▶ _Stated goal_
Gather all lines in the entries that include the word "xlabel".

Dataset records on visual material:
+ + + + + + +
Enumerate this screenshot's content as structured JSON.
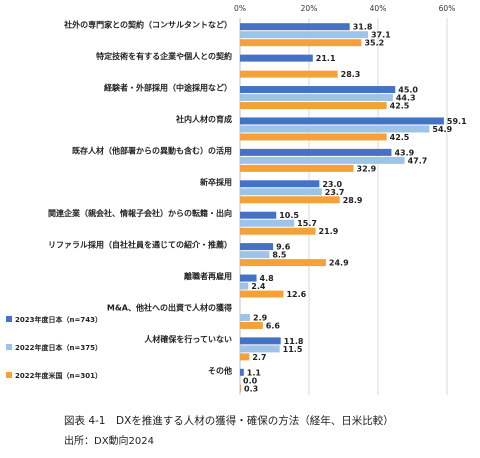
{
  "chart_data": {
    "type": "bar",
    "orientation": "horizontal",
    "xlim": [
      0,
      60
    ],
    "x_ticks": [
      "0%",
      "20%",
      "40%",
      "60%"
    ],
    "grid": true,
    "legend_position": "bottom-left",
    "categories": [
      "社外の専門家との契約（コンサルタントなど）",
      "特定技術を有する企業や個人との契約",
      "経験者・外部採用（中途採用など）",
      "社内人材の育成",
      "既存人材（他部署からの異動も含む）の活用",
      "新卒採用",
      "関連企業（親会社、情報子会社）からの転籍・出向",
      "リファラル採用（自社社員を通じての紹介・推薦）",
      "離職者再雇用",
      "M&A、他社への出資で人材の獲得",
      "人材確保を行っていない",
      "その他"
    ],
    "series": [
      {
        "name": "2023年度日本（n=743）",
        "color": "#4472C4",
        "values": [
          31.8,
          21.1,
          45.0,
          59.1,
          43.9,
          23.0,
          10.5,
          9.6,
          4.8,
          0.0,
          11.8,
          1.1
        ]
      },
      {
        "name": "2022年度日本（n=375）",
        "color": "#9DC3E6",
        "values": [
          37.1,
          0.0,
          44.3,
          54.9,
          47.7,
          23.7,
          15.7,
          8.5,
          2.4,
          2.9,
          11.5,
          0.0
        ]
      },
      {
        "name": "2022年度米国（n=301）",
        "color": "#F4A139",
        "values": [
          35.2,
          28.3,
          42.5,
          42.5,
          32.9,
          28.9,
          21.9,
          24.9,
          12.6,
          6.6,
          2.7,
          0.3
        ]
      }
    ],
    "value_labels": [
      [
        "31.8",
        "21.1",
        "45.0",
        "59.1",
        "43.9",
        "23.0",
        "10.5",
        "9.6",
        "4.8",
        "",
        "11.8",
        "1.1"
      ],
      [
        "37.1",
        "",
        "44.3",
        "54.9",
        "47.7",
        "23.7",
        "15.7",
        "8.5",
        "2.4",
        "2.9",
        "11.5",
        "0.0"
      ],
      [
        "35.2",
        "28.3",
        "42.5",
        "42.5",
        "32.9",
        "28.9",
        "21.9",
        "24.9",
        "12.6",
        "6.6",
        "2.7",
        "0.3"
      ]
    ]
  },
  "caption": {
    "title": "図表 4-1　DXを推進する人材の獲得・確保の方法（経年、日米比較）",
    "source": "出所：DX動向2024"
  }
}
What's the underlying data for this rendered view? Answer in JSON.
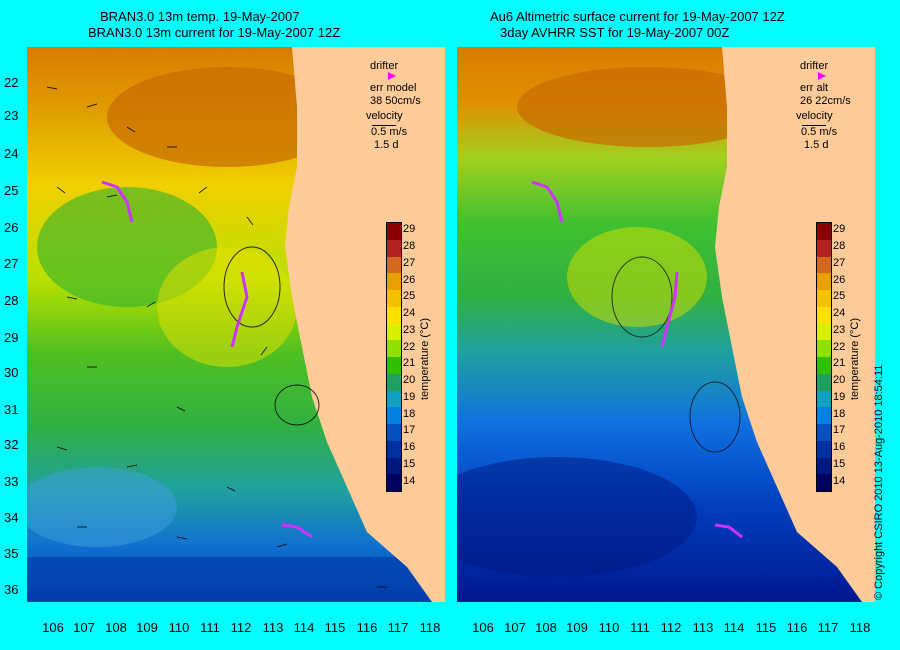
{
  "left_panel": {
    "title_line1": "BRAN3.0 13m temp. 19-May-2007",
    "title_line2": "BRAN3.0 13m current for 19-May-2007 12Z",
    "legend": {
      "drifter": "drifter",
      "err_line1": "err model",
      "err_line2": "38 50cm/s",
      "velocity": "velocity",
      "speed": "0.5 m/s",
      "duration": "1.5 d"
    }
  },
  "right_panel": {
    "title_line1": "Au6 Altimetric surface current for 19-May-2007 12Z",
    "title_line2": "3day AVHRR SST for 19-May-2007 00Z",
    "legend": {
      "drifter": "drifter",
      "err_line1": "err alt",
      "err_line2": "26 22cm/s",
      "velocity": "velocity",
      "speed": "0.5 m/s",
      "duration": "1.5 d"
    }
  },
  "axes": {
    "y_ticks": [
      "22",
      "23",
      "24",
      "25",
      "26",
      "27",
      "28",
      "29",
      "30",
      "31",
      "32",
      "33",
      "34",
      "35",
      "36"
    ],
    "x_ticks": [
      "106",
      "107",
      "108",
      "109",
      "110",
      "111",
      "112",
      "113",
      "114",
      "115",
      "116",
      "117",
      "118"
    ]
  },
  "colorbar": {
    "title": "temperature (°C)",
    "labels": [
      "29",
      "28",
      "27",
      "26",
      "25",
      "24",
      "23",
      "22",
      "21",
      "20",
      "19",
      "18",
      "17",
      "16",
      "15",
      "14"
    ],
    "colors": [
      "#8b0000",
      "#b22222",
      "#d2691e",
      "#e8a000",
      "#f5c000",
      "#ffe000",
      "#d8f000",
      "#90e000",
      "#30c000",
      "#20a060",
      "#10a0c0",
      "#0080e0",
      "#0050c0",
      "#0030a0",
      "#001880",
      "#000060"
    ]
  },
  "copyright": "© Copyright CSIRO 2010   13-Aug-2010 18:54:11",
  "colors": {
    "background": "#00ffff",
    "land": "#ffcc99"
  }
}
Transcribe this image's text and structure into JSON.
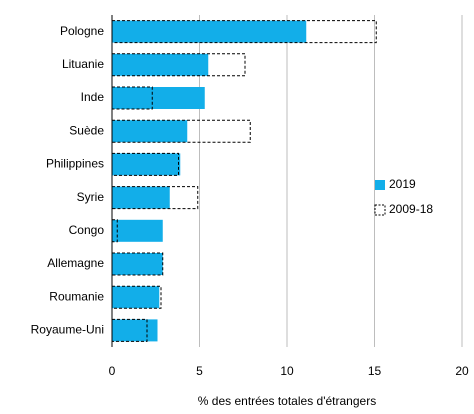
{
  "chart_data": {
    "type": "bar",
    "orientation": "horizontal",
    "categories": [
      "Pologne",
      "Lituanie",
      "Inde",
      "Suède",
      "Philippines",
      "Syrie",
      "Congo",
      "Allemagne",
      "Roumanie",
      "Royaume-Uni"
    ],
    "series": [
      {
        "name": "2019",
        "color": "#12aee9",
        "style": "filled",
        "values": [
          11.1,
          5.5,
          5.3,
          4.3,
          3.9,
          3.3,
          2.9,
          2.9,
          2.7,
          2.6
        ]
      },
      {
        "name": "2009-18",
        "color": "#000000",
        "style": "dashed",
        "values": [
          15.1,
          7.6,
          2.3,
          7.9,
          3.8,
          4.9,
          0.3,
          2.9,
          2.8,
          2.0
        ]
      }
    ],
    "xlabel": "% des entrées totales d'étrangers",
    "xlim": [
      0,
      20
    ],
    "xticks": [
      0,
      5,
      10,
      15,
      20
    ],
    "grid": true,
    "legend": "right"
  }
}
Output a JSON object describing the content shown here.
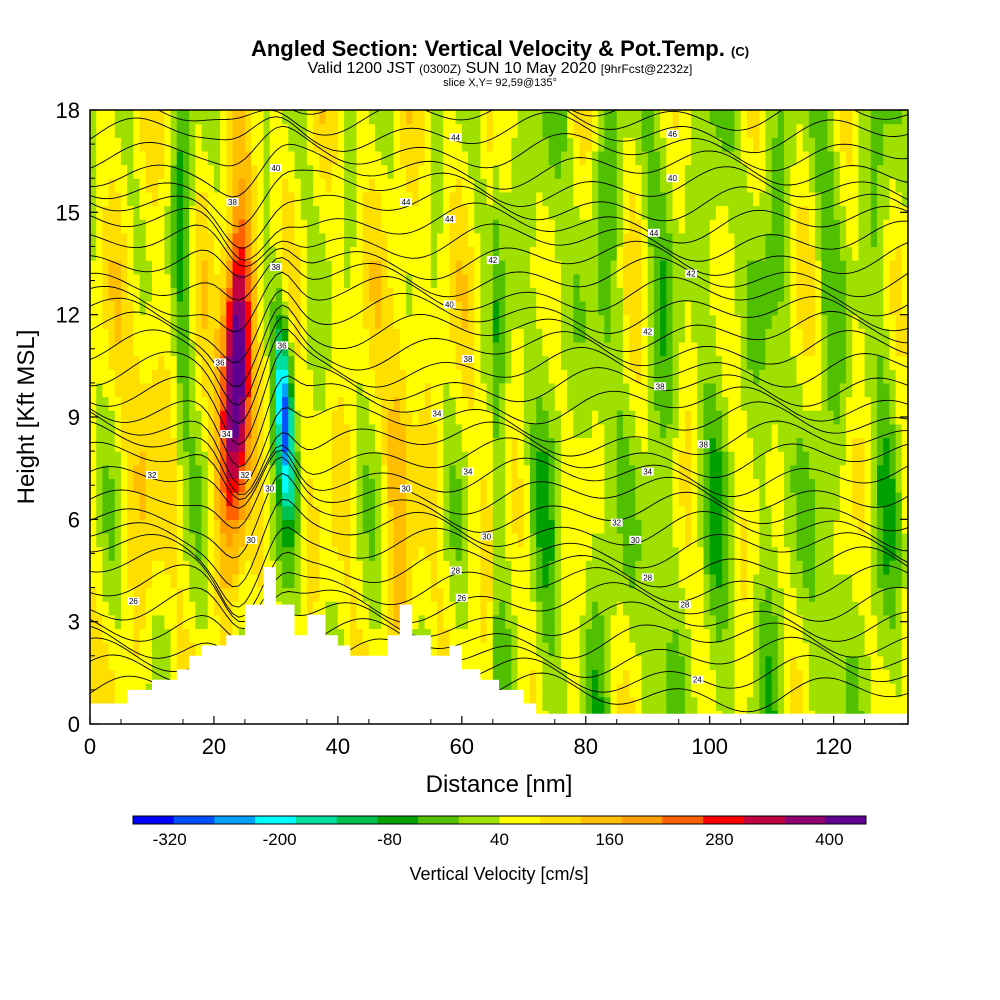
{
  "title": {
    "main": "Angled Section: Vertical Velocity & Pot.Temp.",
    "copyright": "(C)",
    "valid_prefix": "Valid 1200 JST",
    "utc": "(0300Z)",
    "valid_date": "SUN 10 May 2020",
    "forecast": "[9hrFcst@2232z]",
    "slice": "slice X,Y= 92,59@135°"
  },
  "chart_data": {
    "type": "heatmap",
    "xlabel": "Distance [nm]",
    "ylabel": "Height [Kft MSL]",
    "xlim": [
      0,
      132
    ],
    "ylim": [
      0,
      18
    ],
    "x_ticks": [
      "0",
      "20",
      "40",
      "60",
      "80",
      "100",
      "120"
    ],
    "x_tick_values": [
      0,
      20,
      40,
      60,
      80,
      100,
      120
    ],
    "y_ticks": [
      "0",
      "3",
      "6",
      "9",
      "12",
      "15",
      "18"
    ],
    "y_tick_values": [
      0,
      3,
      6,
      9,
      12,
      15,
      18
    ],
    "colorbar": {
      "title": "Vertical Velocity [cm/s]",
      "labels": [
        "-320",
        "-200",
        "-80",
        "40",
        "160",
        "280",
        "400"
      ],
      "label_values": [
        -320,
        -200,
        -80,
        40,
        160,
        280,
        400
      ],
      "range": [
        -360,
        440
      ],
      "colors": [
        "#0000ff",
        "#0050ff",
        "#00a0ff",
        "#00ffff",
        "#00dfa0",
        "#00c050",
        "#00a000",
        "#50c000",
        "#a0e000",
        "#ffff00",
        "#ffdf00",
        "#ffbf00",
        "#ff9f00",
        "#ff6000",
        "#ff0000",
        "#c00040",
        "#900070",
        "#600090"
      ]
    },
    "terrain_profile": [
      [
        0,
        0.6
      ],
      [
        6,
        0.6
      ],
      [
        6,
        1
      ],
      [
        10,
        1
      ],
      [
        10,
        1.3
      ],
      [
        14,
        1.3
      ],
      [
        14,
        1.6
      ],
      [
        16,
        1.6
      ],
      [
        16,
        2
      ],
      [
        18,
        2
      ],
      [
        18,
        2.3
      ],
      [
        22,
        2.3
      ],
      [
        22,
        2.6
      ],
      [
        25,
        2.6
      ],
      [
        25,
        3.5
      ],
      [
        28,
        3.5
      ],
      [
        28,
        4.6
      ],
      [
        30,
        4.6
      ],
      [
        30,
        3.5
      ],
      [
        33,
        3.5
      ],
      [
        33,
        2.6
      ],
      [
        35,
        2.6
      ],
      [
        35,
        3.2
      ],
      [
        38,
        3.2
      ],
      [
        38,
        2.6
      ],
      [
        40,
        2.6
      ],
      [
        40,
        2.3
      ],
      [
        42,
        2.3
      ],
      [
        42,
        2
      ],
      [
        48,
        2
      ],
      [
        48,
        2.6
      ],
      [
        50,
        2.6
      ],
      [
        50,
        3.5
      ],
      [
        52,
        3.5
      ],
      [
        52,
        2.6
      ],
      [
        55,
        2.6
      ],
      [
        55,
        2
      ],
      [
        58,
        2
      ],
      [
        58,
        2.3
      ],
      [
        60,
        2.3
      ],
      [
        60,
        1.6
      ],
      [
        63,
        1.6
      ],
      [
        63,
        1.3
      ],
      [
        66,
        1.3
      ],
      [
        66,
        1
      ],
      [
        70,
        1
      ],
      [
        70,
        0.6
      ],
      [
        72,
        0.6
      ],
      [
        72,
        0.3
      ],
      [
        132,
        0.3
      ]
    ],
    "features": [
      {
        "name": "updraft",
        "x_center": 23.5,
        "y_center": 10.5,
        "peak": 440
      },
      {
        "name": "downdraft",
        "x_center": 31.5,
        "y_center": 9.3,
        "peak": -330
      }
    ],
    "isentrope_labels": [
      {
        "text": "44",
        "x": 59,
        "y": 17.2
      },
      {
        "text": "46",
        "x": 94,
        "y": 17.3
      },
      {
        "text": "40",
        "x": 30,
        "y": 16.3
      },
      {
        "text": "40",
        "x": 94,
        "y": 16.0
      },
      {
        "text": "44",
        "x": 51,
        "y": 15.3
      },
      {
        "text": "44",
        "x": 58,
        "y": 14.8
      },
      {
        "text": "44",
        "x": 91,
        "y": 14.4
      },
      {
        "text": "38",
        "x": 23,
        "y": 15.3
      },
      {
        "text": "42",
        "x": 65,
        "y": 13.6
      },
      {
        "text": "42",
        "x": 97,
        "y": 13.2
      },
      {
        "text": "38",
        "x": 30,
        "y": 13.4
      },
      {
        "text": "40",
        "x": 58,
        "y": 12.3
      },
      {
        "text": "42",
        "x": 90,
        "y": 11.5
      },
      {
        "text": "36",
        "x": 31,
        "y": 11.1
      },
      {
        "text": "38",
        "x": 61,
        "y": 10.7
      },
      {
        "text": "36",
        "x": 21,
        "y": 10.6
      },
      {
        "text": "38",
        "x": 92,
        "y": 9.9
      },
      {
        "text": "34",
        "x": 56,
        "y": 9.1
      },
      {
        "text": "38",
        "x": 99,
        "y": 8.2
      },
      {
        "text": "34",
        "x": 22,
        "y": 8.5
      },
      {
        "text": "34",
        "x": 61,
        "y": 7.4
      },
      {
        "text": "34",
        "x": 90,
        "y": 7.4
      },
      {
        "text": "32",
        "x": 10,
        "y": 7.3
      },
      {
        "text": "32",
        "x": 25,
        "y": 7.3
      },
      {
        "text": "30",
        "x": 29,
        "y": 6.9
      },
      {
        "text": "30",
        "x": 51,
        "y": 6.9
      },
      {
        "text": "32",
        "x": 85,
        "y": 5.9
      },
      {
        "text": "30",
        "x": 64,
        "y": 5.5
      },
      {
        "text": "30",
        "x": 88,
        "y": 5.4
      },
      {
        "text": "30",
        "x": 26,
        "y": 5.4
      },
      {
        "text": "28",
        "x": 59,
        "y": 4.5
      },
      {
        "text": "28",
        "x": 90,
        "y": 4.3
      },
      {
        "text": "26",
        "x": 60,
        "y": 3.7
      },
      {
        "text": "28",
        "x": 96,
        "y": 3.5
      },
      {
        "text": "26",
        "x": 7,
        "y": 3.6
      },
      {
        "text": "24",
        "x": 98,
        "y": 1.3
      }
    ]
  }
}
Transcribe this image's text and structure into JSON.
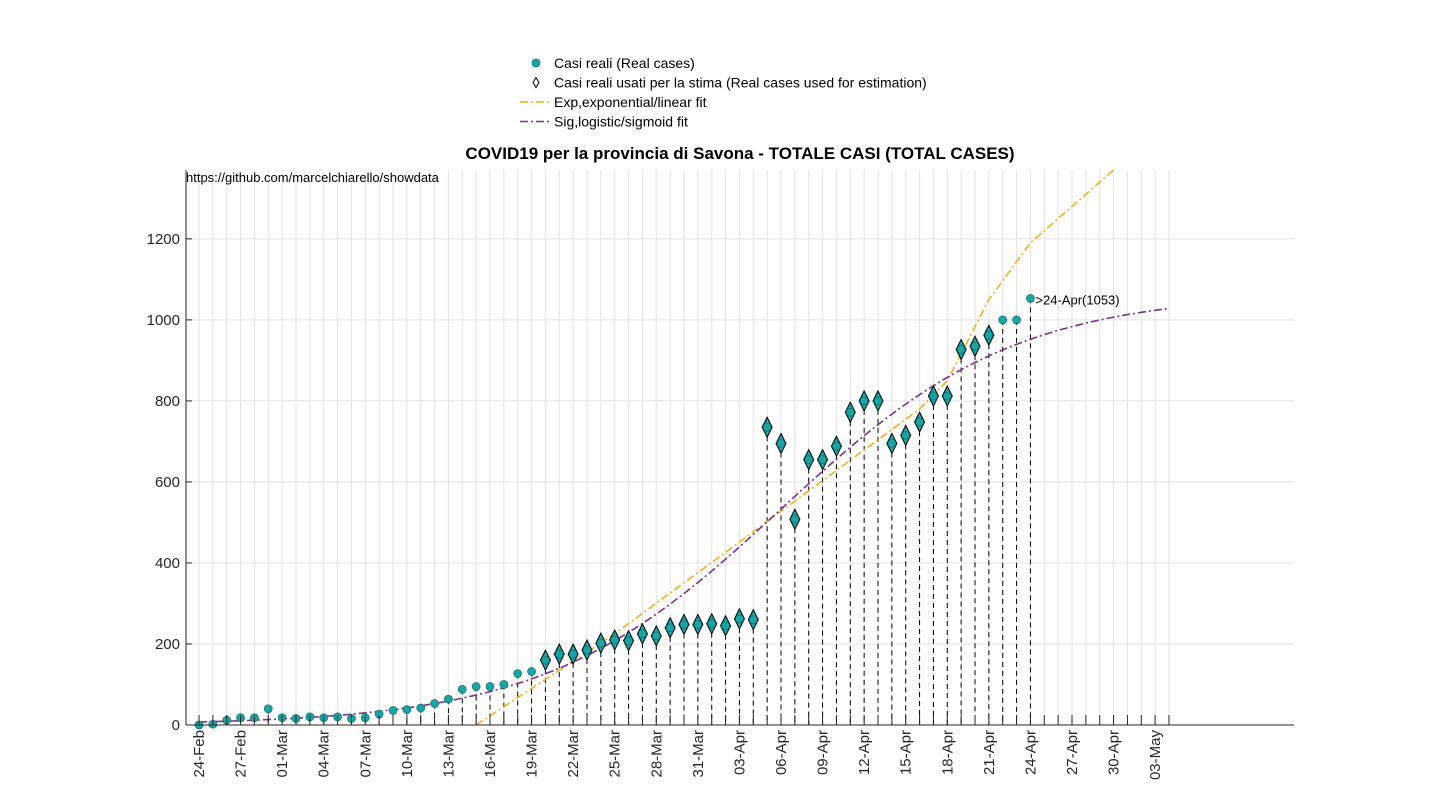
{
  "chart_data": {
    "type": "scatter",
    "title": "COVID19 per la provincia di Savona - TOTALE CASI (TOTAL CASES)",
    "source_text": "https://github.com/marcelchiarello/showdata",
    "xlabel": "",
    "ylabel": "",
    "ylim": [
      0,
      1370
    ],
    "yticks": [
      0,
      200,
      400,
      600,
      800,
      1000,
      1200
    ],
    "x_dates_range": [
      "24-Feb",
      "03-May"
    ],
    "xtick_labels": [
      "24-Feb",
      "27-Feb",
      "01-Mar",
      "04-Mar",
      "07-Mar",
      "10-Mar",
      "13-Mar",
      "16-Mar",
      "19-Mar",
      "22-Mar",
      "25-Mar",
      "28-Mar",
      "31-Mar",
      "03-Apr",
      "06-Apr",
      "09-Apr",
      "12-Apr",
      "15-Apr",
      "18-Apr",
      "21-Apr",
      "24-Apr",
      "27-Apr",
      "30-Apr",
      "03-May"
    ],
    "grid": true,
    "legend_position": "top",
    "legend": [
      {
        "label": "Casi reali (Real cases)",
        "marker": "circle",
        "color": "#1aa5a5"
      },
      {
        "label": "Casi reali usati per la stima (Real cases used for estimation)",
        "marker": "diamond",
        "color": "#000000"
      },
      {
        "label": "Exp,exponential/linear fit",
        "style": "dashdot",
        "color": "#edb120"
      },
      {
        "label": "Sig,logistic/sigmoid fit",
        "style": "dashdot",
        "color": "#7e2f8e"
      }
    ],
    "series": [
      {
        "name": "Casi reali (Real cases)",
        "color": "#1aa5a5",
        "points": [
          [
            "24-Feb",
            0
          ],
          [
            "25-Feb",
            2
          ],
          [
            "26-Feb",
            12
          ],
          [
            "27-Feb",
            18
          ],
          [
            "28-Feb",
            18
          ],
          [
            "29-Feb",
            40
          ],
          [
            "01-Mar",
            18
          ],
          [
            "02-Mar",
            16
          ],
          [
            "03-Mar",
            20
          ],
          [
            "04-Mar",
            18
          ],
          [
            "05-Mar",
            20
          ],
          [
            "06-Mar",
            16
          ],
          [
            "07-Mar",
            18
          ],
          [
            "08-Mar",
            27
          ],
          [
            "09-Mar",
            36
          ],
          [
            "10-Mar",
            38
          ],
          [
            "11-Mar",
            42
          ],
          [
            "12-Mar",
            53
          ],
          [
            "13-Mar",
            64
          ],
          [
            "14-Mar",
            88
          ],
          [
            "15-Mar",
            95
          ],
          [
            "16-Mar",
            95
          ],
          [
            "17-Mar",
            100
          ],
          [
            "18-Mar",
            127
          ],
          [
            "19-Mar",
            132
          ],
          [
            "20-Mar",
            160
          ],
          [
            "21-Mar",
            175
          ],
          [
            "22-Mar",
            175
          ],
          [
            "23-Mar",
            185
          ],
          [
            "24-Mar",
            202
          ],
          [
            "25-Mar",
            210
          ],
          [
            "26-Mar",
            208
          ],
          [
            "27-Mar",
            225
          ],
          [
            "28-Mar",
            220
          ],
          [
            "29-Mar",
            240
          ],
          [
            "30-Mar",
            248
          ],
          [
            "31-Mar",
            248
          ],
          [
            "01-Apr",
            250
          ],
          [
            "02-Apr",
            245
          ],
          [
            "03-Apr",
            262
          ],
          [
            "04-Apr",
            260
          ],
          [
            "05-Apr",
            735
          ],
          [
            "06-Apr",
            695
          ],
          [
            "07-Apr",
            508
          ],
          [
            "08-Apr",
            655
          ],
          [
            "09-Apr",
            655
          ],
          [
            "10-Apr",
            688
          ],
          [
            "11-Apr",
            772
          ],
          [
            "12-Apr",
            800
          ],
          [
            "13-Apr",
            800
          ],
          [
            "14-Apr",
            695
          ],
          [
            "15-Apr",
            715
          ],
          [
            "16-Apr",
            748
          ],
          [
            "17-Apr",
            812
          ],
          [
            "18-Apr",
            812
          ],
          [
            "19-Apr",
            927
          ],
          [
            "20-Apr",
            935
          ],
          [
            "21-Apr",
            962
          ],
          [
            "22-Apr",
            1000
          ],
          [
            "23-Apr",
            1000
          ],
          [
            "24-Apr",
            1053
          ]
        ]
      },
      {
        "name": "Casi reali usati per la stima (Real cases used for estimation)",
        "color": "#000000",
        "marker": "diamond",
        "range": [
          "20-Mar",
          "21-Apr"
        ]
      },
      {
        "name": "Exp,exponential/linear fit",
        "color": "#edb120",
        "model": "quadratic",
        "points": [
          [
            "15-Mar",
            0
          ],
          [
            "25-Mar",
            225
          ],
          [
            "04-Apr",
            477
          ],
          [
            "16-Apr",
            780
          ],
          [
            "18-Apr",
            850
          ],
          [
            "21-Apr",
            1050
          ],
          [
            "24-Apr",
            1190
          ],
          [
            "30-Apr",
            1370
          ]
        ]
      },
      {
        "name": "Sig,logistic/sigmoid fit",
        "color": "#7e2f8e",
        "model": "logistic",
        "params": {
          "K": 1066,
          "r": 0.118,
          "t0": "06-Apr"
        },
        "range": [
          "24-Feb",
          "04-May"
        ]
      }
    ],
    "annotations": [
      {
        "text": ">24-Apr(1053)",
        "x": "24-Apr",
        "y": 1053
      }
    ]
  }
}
+ + + + + + +
▶ _Response below_
    "xlabel": "% des entrées totales d'étrangers",
    "xlabel": "Distance [nm]",
    "xlabel": "",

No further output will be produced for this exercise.